◆ Written request ◆
Leave out the pictures and copy each record below exactly.

********

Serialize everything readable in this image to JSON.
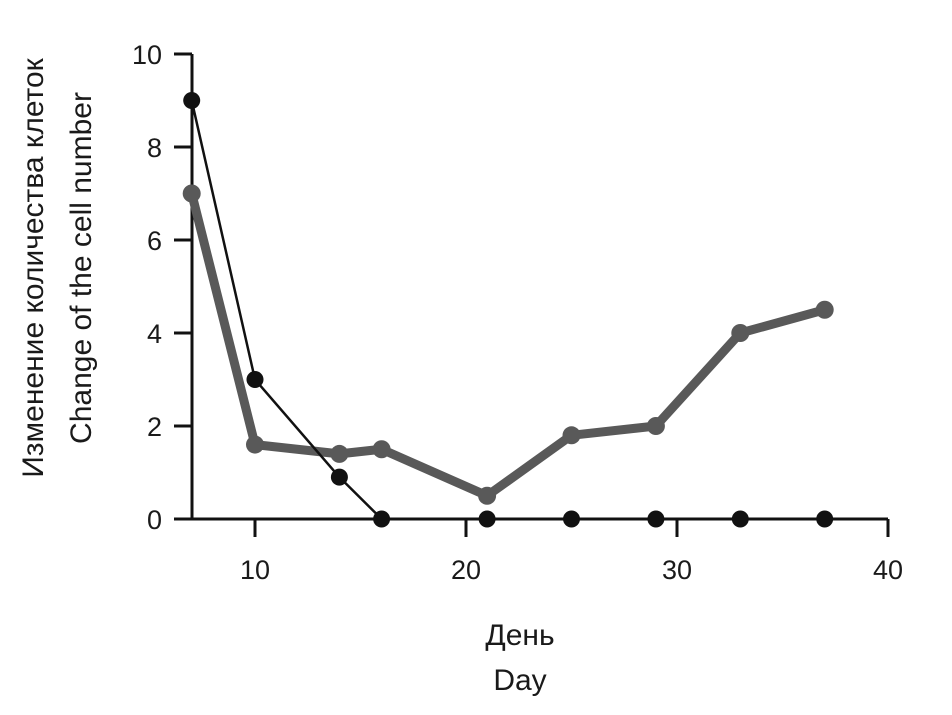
{
  "chart_data": {
    "type": "line",
    "xlabel_lines": [
      "День",
      "Day"
    ],
    "ylabel_lines": [
      "Изменение количества клеток",
      "Change of the cell number"
    ],
    "xlim": [
      7,
      40
    ],
    "ylim": [
      0,
      10
    ],
    "xticks": [
      10,
      20,
      30,
      40
    ],
    "yticks": [
      0,
      2,
      4,
      6,
      8,
      10
    ],
    "grid": false,
    "legend": "none",
    "series": [
      {
        "x": [
          7,
          10,
          14,
          16,
          21,
          25,
          29,
          33,
          37
        ],
        "y": [
          7,
          1.6,
          1.4,
          1.5,
          0.5,
          1.8,
          2,
          4,
          4.5
        ],
        "color": "#595959",
        "style": "thick"
      },
      {
        "x": [
          7,
          10,
          14,
          16,
          21,
          25,
          29,
          33,
          37
        ],
        "y": [
          9,
          3,
          0.9,
          0,
          0,
          0,
          0,
          0,
          0
        ],
        "color": "#111111",
        "style": "thin"
      }
    ]
  }
}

********

◆ Response below ◆
Serialize everything readable in this image to JSON.
{
  "chart_data": {
    "type": "line",
    "xlabel_lines": [
      "День",
      "Day"
    ],
    "ylabel_lines": [
      "Изменение количества клеток",
      "Change of the cell number"
    ],
    "xlim": [
      7,
      40
    ],
    "ylim": [
      0,
      10
    ],
    "xticks": [
      10,
      20,
      30,
      40
    ],
    "yticks": [
      0,
      2,
      4,
      6,
      8,
      10
    ],
    "grid": false,
    "legend": "none",
    "series": [
      {
        "x": [
          7,
          10,
          14,
          16,
          21,
          25,
          29,
          33,
          37
        ],
        "y": [
          7,
          1.6,
          1.4,
          1.5,
          0.5,
          1.8,
          2,
          4,
          4.5
        ],
        "color": "#595959",
        "style": "thick"
      },
      {
        "x": [
          7,
          10,
          14,
          16,
          21,
          25,
          29,
          33,
          37
        ],
        "y": [
          9,
          3,
          0.9,
          0,
          0,
          0,
          0,
          0,
          0
        ],
        "color": "#111111",
        "style": "thin"
      }
    ]
  }
}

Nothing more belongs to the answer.